-------- ENTRIES --------
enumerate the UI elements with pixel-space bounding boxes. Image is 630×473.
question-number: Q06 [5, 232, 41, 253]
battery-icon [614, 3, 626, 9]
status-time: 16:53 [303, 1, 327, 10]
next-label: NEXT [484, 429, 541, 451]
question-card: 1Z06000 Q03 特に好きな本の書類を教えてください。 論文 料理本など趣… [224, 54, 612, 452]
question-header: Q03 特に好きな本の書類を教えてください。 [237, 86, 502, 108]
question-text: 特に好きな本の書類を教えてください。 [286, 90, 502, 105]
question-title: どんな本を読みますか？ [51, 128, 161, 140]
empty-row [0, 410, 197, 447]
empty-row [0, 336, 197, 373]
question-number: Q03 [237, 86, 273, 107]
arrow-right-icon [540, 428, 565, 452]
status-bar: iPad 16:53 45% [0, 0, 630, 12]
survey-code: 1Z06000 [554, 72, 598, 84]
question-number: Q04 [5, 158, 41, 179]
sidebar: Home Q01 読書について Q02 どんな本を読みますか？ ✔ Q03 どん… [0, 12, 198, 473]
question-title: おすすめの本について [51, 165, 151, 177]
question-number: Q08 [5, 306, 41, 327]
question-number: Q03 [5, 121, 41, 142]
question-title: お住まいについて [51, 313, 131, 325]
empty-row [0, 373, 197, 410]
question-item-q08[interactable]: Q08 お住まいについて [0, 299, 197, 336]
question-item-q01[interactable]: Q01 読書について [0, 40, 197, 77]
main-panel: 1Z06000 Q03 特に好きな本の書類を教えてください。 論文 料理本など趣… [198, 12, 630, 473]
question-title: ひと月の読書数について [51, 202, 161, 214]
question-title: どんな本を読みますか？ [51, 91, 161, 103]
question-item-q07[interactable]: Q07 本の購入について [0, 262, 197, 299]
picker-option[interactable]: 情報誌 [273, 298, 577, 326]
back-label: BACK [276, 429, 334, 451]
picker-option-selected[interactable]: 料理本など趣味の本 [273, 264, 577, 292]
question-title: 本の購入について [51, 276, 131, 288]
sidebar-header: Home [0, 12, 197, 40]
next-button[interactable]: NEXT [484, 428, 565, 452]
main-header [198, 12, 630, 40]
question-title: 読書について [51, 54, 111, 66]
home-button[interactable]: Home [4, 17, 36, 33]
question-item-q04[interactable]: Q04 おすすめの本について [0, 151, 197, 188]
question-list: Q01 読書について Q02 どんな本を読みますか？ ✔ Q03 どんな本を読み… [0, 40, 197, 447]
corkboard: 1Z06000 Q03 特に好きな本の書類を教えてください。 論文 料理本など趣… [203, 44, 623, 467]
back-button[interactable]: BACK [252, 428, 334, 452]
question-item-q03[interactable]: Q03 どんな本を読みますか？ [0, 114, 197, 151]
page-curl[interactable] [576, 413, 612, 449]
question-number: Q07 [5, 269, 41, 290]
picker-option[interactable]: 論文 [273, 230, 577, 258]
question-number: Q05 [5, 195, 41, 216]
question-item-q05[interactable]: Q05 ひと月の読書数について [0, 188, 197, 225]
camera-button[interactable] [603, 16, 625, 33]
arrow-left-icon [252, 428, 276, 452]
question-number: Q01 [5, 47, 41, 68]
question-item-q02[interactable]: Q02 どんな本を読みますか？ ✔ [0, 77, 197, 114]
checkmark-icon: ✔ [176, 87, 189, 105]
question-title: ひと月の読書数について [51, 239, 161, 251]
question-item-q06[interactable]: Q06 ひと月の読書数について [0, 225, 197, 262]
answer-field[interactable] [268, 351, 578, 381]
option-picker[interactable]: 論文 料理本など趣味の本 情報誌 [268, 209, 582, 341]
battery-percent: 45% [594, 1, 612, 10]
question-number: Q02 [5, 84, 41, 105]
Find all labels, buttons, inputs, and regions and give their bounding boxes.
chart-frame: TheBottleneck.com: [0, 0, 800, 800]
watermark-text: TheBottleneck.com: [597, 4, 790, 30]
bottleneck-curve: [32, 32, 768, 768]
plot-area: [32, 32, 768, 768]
--------
# WRITTEN REQUEST:
Convert all of the material above into a Markdown table with the columns "Row" and "Line": number each line in "Row," put the line itself in "Line," and leave out any blank lines.

# SOLUTION TO THE PROBLEM:
| Row | Line |
|---|---|
| 1 | enumerate the UI elements with pixel-space bounding boxes. Image is 630×473. |
| 2 | question-number: Q06 [5, 232, 41, 253] |
| 3 | battery-icon [614, 3, 626, 9] |
| 4 | status-time: 16:53 [303, 1, 327, 10] |
| 5 | next-label: NEXT [484, 429, 541, 451] |
| 6 | question-card: 1Z06000 Q03 特に好きな本の書類を教えてください。 論文 料理本など趣… [224, 54, 612, 452] |
| 7 | question-header: Q03 特に好きな本の書類を教えてください。 [237, 86, 502, 108] |
| 8 | question-text: 特に好きな本の書類を教えてください。 [286, 90, 502, 105] |
| 9 | question-title: どんな本を読みますか？ [51, 128, 161, 140] |
| 10 | empty-row [0, 410, 197, 447] |
| 11 | empty-row [0, 336, 197, 373] |
| 12 | question-number: Q03 [237, 86, 273, 107] |
| 13 | arrow-right-icon [540, 428, 565, 452] |
| 14 | status-bar: iPad 16:53 45% [0, 0, 630, 12] |
| 15 | survey-code: 1Z06000 [554, 72, 598, 84] |
| 16 | question-number: Q04 [5, 158, 41, 179] |
| 17 | sidebar: Home Q01 読書について Q02 どんな本を読みますか？ ✔ Q03 どん… [0, 12, 198, 473] |
| 18 | question-title: おすすめの本について [51, 165, 151, 177] |
| 19 | question-number: Q08 [5, 306, 41, 327] |
| 20 | question-number: Q03 [5, 121, 41, 142] |
| 21 | question-title: お住まいについて [51, 313, 131, 325] |
| 22 | empty-row [0, 373, 197, 410] |
| 23 | question-item-q08[interactable]: Q08 お住まいについて [0, 299, 197, 336] |
| 24 | question-item-q01[interactable]: Q01 読書について [0, 40, 197, 77] |
| 25 | main-panel: 1Z06000 Q03 特に好きな本の書類を教えてください。 論文 料理本など趣… [198, 12, 630, 473] |
| 26 | question-title: ひと月の読書数について [51, 202, 161, 214] |
| 27 | question-title: どんな本を読みますか？ [51, 91, 161, 103] |
| 28 | question-item-q07[interactable]: Q07 本の購入について [0, 262, 197, 299] |
| 29 | picker-option[interactable]: 情報誌 [273, 298, 577, 326] |
| 30 | back-label: BACK [276, 429, 334, 451] |
| 31 | picker-option-selected[interactable]: 料理本など趣味の本 [273, 264, 577, 292] |
| 32 | question-title: 本の購入について [51, 276, 131, 288] |
| 33 | sidebar-header: Home [0, 12, 197, 40] |
| 34 | next-button[interactable]: NEXT [484, 428, 565, 452] |
| 35 | main-header [198, 12, 630, 40] |
| 36 | question-title: 読書について [51, 54, 111, 66] |
| 37 | home-button[interactable]: Home [4, 17, 36, 33] |
| 38 | question-item-q04[interactable]: Q04 おすすめの本について [0, 151, 197, 188] |
| 39 | question-list: Q01 読書について Q02 どんな本を読みますか？ ✔ Q03 どんな本を読み… [0, 40, 197, 447] |
| 40 | corkboard: 1Z06000 Q03 特に好きな本の書類を教えてください。 論文 料理本など趣… [203, 44, 623, 467] |
| 41 | back-button[interactable]: BACK [252, 428, 334, 452] |
| 42 | question-item-q03[interactable]: Q03 どんな本を読みますか？ [0, 114, 197, 151] |
| 43 | page-curl[interactable] [576, 413, 612, 449] |
| 44 | question-number: Q07 [5, 269, 41, 290] |
| 45 | picker-option[interactable]: 論文 [273, 230, 577, 258] |
| 46 | question-number: Q05 [5, 195, 41, 216] |
| 47 | question-item-q05[interactable]: Q05 ひと月の読書数について [0, 188, 197, 225] |
| 48 | camera-button[interactable] [603, 16, 625, 33] |
| 49 | arrow-left-icon [252, 428, 276, 452] |
| 50 | question-number: Q01 [5, 47, 41, 68] |
| 51 | question-item-q02[interactable]: Q02 どんな本を読みますか？ ✔ [0, 77, 197, 114] |
| 52 | checkmark-icon: ✔ [176, 87, 189, 105] |
| 53 | question-title: ひと月の読書数について [51, 239, 161, 251] |
| 54 | question-item-q06[interactable]: Q06 ひと月の読書数について [0, 225, 197, 262] |
| 55 | answer-field[interactable] [268, 351, 578, 381] |
| 56 | option-picker[interactable]: 論文 料理本など趣味の本 情報誌 [268, 209, 582, 341] |
| 57 | battery-percent: 45% [594, 1, 612, 10] |
| 58 | question-number: Q02 [5, 84, 41, 105] |
| 59 | Find all labels, buttons, inputs, and regions and give their bounding boxes. |
| 60 | chart-frame: TheBottleneck.com: [0, 0, 800, 800] |
| 61 | watermark-text: TheBottleneck.com: [597, 4, 790, 30] |
| 62 | bottleneck-curve: [32, 32, 768, 768] |
| 63 | plot-area: [32, 32, 768, 768] |